Aim of the exercise -> Write the data below out again, exactly as each line reads.

Records from a collection:

- - - - -

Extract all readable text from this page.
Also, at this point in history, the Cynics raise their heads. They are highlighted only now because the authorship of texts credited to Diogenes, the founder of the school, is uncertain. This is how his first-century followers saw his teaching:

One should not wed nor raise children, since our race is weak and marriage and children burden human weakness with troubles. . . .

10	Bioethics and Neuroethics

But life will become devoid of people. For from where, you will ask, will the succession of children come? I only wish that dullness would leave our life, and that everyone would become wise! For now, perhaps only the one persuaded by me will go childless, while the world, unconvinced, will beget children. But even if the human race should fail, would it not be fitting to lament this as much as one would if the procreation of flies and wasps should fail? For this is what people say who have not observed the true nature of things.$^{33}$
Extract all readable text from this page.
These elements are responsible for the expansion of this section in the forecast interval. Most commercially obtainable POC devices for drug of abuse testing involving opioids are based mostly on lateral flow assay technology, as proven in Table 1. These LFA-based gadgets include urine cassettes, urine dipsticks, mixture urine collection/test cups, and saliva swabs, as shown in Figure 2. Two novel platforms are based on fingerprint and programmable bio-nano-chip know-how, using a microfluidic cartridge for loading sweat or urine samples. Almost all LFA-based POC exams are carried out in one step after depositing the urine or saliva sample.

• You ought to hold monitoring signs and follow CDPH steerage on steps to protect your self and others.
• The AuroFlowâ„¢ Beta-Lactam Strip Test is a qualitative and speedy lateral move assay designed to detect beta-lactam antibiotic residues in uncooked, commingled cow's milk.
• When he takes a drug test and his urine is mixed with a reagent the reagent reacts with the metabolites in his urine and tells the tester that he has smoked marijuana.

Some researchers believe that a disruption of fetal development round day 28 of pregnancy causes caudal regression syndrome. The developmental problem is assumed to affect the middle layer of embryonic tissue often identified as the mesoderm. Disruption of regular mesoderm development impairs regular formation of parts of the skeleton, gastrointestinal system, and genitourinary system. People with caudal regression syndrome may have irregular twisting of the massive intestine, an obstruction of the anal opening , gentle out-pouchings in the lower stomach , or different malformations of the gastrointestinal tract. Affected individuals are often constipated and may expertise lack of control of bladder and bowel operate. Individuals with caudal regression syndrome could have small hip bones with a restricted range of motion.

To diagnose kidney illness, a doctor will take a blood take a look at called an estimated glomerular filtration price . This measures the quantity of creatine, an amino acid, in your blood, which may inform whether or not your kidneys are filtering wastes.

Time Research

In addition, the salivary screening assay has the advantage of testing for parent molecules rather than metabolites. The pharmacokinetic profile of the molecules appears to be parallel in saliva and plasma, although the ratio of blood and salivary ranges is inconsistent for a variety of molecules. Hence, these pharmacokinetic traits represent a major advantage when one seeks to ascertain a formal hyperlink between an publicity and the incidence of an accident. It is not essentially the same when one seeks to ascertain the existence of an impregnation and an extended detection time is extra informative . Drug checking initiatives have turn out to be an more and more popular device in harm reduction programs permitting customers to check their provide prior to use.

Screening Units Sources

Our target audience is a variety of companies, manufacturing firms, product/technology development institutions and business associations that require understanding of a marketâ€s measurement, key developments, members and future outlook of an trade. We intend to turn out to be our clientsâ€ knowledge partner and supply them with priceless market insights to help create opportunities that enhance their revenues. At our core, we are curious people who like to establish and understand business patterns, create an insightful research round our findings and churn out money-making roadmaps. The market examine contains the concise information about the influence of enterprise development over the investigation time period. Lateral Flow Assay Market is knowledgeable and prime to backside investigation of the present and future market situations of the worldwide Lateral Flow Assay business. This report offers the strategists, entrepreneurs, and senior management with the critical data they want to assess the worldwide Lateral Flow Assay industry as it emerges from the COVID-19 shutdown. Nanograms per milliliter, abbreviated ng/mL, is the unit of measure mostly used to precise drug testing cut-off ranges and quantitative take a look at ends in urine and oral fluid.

- - - - -

Response area ->
Extract all readable text from this page.
Also, at this point in history, the Cynics raise their heads. They are highlighted only now because the authorship of texts credited to Diogenes, the founder of the school, is uncertain. This is how his first-century followers saw his teaching:

One should not wed nor raise children, since our race is weak and marriage and children burden human weakness with troubles. . . .

10	Bioethics and Neuroethics

But life will become devoid of people. For from where, you will ask, will the succession of children come? I only wish that dullness would leave our life, and that everyone would become wise! For now, perhaps only the one persuaded by me will go childless, while the world, unconvinced, will beget children. But even if the human race should fail, would it not be fitting to lament this as much as one would if the procreation of flies and wasps should fail? For this is what people say who have not observed the true nature of things.$^{33}$
Extract all readable text from this page.
These elements are responsible for the expansion of this section in the forecast interval. Most commercially obtainable POC devices for drug of abuse testing involving opioids are based mostly on lateral flow assay technology, as proven in Table 1. These LFA-based gadgets include urine cassettes, urine dipsticks, mixture urine collection/test cups, and saliva swabs, as shown in Figure 2. Two novel platforms are based on fingerprint and programmable bio-nano-chip know-how, using a microfluidic cartridge for loading sweat or urine samples. Almost all LFA-based POC exams are carried out in one step after depositing the urine or saliva sample.

• You ought to hold monitoring signs and follow CDPH steerage on steps to protect your self and others.
• The AuroFlowâ„¢ Beta-Lactam Strip Test is a qualitative and speedy lateral move assay designed to detect beta-lactam antibiotic residues in uncooked, commingled cow's milk.
• When he takes a drug test and his urine is mixed with a reagent the reagent reacts with the metabolites in his urine and tells the tester that he has smoked marijuana.

Some researchers believe that a disruption of fetal development round day 28 of pregnancy causes caudal regression syndrome. The developmental problem is assumed to affect the middle layer of embryonic tissue often identified as the mesoderm. Disruption of regular mesoderm development impairs regular formation of parts of the skeleton, gastrointestinal system, and genitourinary system. People with caudal regression syndrome may have irregular twisting of the massive intestine, an obstruction of the anal opening , gentle out-pouchings in the lower stomach , or different malformations of the gastrointestinal tract. Affected individuals are often constipated and may expertise lack of control of bladder and bowel operate. Individuals with caudal regression syndrome could have small hip bones with a restricted range of motion.

To diagnose kidney illness, a doctor will take a blood take a look at called an estimated glomerular filtration price . This measures the quantity of creatine, an amino acid, in your blood, which may inform whether or not your kidneys are filtering wastes.

Time Research

In addition, the salivary screening assay has the advantage of testing for parent molecules rather than metabolites. The pharmacokinetic profile of the molecules appears to be parallel in saliva and plasma, although the ratio of blood and salivary ranges is inconsistent for a variety of molecules. Hence, these pharmacokinetic traits represent a major advantage when one seeks to ascertain a formal hyperlink between an publicity and the incidence of an accident. It is not essentially the same when one seeks to ascertain the existence of an impregnation and an extended detection time is extra informative . Drug checking initiatives have turn out to be an more and more popular device in harm reduction programs permitting customers to check their provide prior to use.

Screening Units Sources

Our target audience is a variety of companies, manufacturing firms, product/technology development institutions and business associations that require understanding of a marketâ€s measurement, key developments, members and future outlook of an trade. We intend to turn out to be our clientsâ€ knowledge partner and supply them with priceless market insights to help create opportunities that enhance their revenues. At our core, we are curious people who like to establish and understand business patterns, create an insightful research round our findings and churn out money-making roadmaps. The market examine contains the concise information about the influence of enterprise development over the investigation time period. Lateral Flow Assay Market is knowledgeable and prime to backside investigation of the present and future market situations of the worldwide Lateral Flow Assay business. This report offers the strategists, entrepreneurs, and senior management with the critical data they want to assess the worldwide Lateral Flow Assay industry as it emerges from the COVID-19 shutdown. Nanograms per milliliter, abbreviated ng/mL, is the unit of measure mostly used to precise drug testing cut-off ranges and quantitative take a look at ends in urine and oral fluid.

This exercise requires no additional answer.